* Exercise
Repeat the records word for word, excluding any picture.

(Dataset records)

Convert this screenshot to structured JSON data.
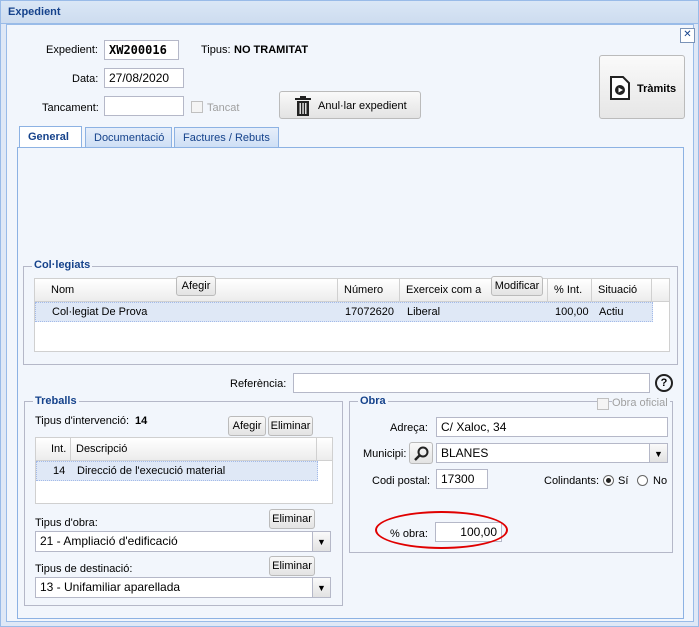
{
  "window": {
    "title": "Expedient"
  },
  "header": {
    "expedient_label": "Expedient:",
    "expedient_value": "XW200016",
    "tipus_label": "Tipus:",
    "tipus_value": "NO TRAMITAT",
    "data_label": "Data:",
    "data_value": "27/08/2020",
    "tancament_label": "Tancament:",
    "tancament_value": "",
    "tancat_label": "Tancat",
    "anular_label": "Anul·lar expedient",
    "tramits_label": "Tràmits"
  },
  "tabs": [
    {
      "label": "General",
      "active": true
    },
    {
      "label": "Documentació",
      "active": false
    },
    {
      "label": "Factures / Rebuts",
      "active": false
    }
  ],
  "collegiats": {
    "legend": "Col·legiats",
    "afegir_label": "Afegir",
    "modificar_label": "Modificar",
    "columns": [
      "Nom",
      "Número",
      "Exerceix com a",
      "% Int.",
      "Situació"
    ],
    "rows": [
      {
        "nom": "Col·legiat De Prova",
        "numero": "17072620",
        "exerceix": "Liberal",
        "int": "100,00",
        "situacio": "Actiu"
      }
    ]
  },
  "referencia": {
    "label": "Referència:",
    "value": "",
    "help_icon": "question-circle-icon"
  },
  "treballs": {
    "legend": "Treballs",
    "tipus_intervencio_label": "Tipus d'intervenció:",
    "tipus_intervencio_value": "14",
    "afegir_label": "Afegir",
    "eliminar_label": "Eliminar",
    "columns": [
      "Int.",
      "Descripció"
    ],
    "rows": [
      {
        "int": "14",
        "descripcio": "Direcció de l'execució material"
      }
    ],
    "tipus_obra_label": "Tipus d'obra:",
    "tipus_obra_value": "21 - Ampliació d'edificació",
    "tipus_obra_eliminar": "Eliminar",
    "tipus_destinacio_label": "Tipus de destinació:",
    "tipus_destinacio_value": "13 - Unifamiliar aparellada",
    "tipus_destinacio_eliminar": "Eliminar"
  },
  "obra": {
    "legend": "Obra",
    "obra_oficial_label": "Obra oficial",
    "adreca_label": "Adreça:",
    "adreca_value": "C/ Xaloc, 34",
    "municipi_label": "Municipi:",
    "municipi_value": "BLANES",
    "codi_postal_label": "Codi postal:",
    "codi_postal_value": "17300",
    "colindants_label": "Colindants:",
    "si_label": "Sí",
    "no_label": "No",
    "colindants_selected": "Sí",
    "percent_obra_label": "% obra:",
    "percent_obra_value": "100,00",
    "highlight_color": "#e00000"
  }
}
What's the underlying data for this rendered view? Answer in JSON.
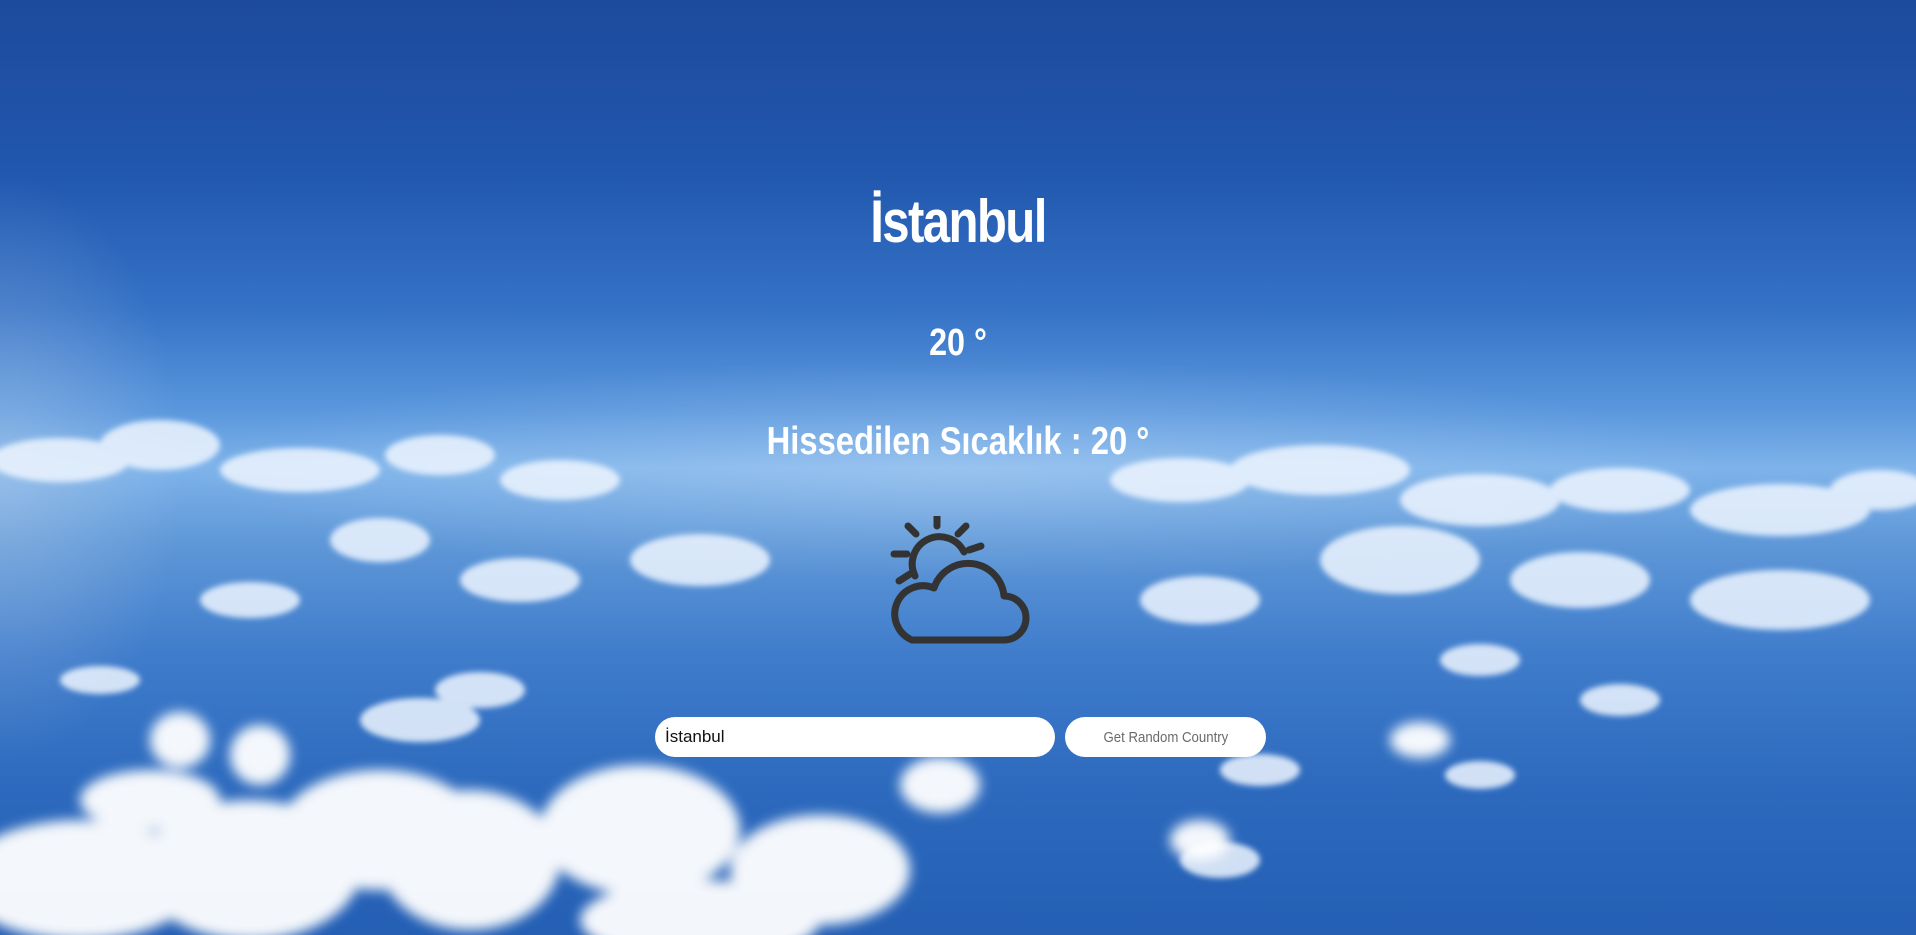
{
  "weather": {
    "city": "İstanbul",
    "temperature": "20 °",
    "feels_like": "Hissedilen Sıcaklık : 20 °",
    "icon": "partly-cloudy-icon"
  },
  "controls": {
    "search_value": "İstanbul",
    "random_button_label": "Get Random Country"
  },
  "colors": {
    "text": "#ffffff",
    "icon": "#333333",
    "button_text": "#6a6a6a"
  }
}
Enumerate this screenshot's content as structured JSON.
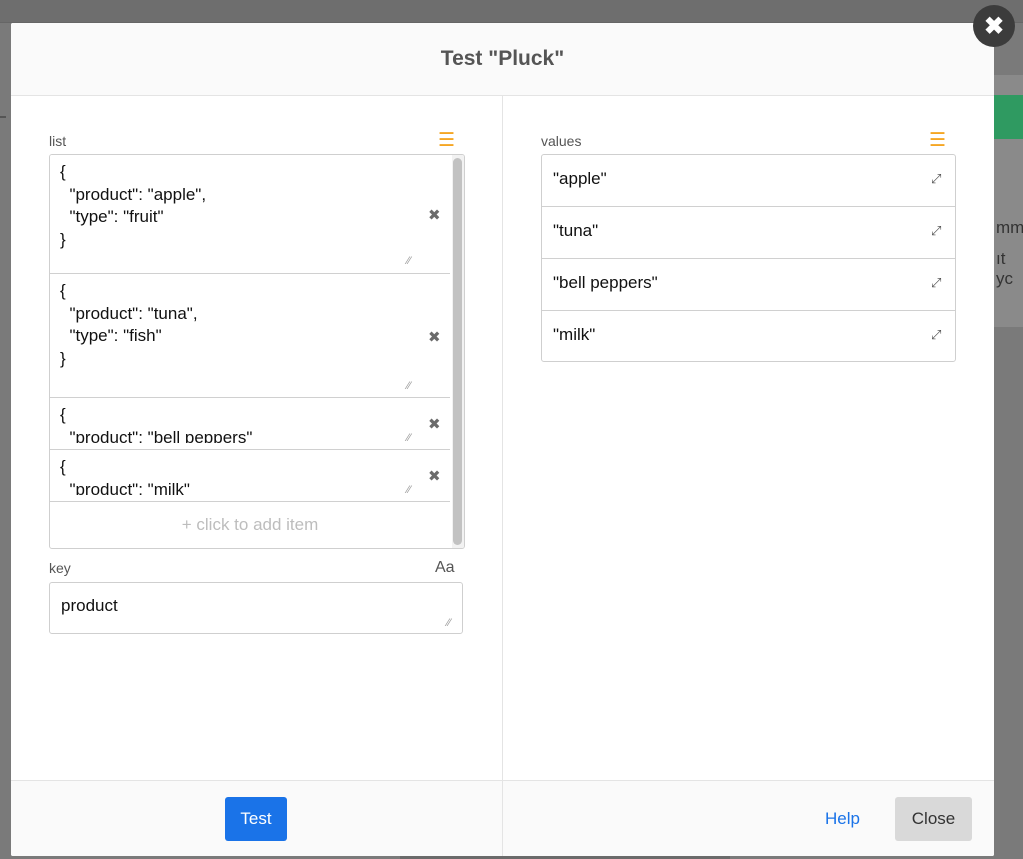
{
  "modal": {
    "title": "Test \"Pluck\"",
    "close_glyph": "✖"
  },
  "left": {
    "list_label": "list",
    "list_icon": "list-icon",
    "items": [
      {
        "text": "{\n  \"product\": \"apple\",\n  \"type\": \"fruit\"\n}"
      },
      {
        "text": "{\n  \"product\": \"tuna\",\n  \"type\": \"fish\"\n}"
      },
      {
        "text": "{\n  \"product\": \"bell peppers\""
      },
      {
        "text": "{\n  \"product\": \"milk\""
      }
    ],
    "add_item_label": "+ click to add item",
    "key_label": "key",
    "key_type_label": "Aa",
    "key_value": "product"
  },
  "right": {
    "values_label": "values",
    "values_icon": "list-icon",
    "values": [
      "\"apple\"",
      "\"tuna\"",
      "\"bell peppers\"",
      "\"milk\""
    ]
  },
  "footer": {
    "test_label": "Test",
    "help_label": "Help",
    "close_label": "Close"
  },
  "background": {
    "text_line_1": "mm",
    "text_line_2": "ıt yc"
  },
  "colors": {
    "accent": "#1a73e8",
    "icon_orange": "#f5a623",
    "overlay": "#7a7a7a"
  }
}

* Final answer
Convert this screenshot to structured JSON data.
{
  "window": {
    "title": "Expedient"
  },
  "header": {
    "expedient_label": "Expedient:",
    "expedient_value": "XW200016",
    "tipus_label": "Tipus:",
    "tipus_value": "NO TRAMITAT",
    "data_label": "Data:",
    "data_value": "27/08/2020",
    "tancament_label": "Tancament:",
    "tancament_value": "",
    "tancat_label": "Tancat",
    "anular_label": "Anul·lar expedient",
    "tramits_label": "Tràmits"
  },
  "tabs": [
    {
      "label": "General",
      "active": true
    },
    {
      "label": "Documentació",
      "active": false
    },
    {
      "label": "Factures / Rebuts",
      "active": false
    }
  ],
  "collegiats": {
    "legend": "Col·legiats",
    "afegir_label": "Afegir",
    "modificar_label": "Modificar",
    "columns": [
      "Nom",
      "Número",
      "Exerceix com a",
      "% Int.",
      "Situació"
    ],
    "rows": [
      {
        "nom": "Col·legiat De Prova",
        "numero": "17072620",
        "exerceix": "Liberal",
        "int": "100,00",
        "situacio": "Actiu"
      }
    ]
  },
  "referencia": {
    "label": "Referència:",
    "value": "",
    "help_icon": "question-circle-icon"
  },
  "treballs": {
    "legend": "Treballs",
    "tipus_intervencio_label": "Tipus d'intervenció:",
    "tipus_intervencio_value": "14",
    "afegir_label": "Afegir",
    "eliminar_label": "Eliminar",
    "columns": [
      "Int.",
      "Descripció"
    ],
    "rows": [
      {
        "int": "14",
        "descripcio": "Direcció de l'execució material"
      }
    ],
    "tipus_obra_label": "Tipus d'obra:",
    "tipus_obra_value": "21 - Ampliació d'edificació",
    "tipus_obra_eliminar": "Eliminar",
    "tipus_destinacio_label": "Tipus de destinació:",
    "tipus_destinacio_value": "13 - Unifamiliar aparellada",
    "tipus_destinacio_eliminar": "Eliminar"
  },
  "obra": {
    "legend": "Obra",
    "obra_oficial_label": "Obra oficial",
    "adreca_label": "Adreça:",
    "adreca_value": "C/ Xaloc, 34",
    "municipi_label": "Municipi:",
    "municipi_value": "BLANES",
    "codi_postal_label": "Codi postal:",
    "codi_postal_value": "17300",
    "colindants_label": "Colindants:",
    "si_label": "Sí",
    "no_label": "No",
    "colindants_selected": "Sí",
    "percent_obra_label": "% obra:",
    "percent_obra_value": "100,00",
    "highlight_color": "#e00000"
  }
}
What's the underlying data for this rendered view? Answer in JSON.
{
  "weather": {
    "city": "İstanbul",
    "temperature": "20 °",
    "feels_like": "Hissedilen Sıcaklık : 20 °",
    "icon": "partly-cloudy-icon"
  },
  "controls": {
    "search_value": "İstanbul",
    "random_button_label": "Get Random Country"
  },
  "colors": {
    "text": "#ffffff",
    "icon": "#333333",
    "button_text": "#6a6a6a"
  }
}
Enumerate this screenshot's content as structured JSON.
{
  "modal": {
    "title": "Test \"Pluck\"",
    "close_glyph": "✖"
  },
  "left": {
    "list_label": "list",
    "list_icon": "list-icon",
    "items": [
      {
        "text": "{\n  \"product\": \"apple\",\n  \"type\": \"fruit\"\n}"
      },
      {
        "text": "{\n  \"product\": \"tuna\",\n  \"type\": \"fish\"\n}"
      },
      {
        "text": "{\n  \"product\": \"bell peppers\""
      },
      {
        "text": "{\n  \"product\": \"milk\""
      }
    ],
    "add_item_label": "+ click to add item",
    "key_label": "key",
    "key_type_label": "Aa",
    "key_value": "product"
  },
  "right": {
    "values_label": "values",
    "values_icon": "list-icon",
    "values": [
      "\"apple\"",
      "\"tuna\"",
      "\"bell peppers\"",
      "\"milk\""
    ]
  },
  "footer": {
    "test_label": "Test",
    "help_label": "Help",
    "close_label": "Close"
  },
  "background": {
    "text_line_1": "mm",
    "text_line_2": "ıt yc"
  },
  "colors": {
    "accent": "#1a73e8",
    "icon_orange": "#f5a623",
    "overlay": "#7a7a7a"
  }
}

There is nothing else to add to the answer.